• _Exercise_
Pick out every line with the word "text" and copy it.

[Dataset items]
--- start ---

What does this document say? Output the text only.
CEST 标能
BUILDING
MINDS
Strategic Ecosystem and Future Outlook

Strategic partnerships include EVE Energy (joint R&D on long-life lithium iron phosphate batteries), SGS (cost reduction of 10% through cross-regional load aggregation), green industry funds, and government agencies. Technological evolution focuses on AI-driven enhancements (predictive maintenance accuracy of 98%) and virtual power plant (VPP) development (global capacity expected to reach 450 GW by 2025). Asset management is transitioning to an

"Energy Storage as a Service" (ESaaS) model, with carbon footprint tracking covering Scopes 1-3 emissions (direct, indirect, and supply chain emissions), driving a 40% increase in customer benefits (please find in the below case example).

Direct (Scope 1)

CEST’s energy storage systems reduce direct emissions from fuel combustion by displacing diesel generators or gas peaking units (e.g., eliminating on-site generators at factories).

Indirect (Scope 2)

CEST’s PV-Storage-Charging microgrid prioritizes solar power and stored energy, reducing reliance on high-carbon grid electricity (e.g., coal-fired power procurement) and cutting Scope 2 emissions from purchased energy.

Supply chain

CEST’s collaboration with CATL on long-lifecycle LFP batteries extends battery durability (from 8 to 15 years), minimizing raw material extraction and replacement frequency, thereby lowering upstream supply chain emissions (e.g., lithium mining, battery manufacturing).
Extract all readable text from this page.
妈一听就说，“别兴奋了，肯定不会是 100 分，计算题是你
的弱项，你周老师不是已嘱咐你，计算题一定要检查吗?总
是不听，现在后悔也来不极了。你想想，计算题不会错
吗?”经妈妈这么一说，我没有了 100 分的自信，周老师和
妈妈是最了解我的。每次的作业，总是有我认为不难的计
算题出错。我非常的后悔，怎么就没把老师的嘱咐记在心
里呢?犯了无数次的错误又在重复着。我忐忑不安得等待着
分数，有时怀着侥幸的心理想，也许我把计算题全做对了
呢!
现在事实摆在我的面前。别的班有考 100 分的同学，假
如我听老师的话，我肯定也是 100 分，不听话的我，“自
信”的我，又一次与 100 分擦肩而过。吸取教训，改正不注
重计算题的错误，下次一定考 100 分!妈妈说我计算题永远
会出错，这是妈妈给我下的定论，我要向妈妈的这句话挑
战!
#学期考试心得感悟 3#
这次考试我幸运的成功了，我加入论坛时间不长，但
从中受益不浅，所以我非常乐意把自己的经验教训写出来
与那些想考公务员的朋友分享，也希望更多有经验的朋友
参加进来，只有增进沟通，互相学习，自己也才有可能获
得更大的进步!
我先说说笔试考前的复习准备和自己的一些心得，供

--- end ---

• _Answer for the task_
What does this document say? Output the text only.
Extract all readable text from this page.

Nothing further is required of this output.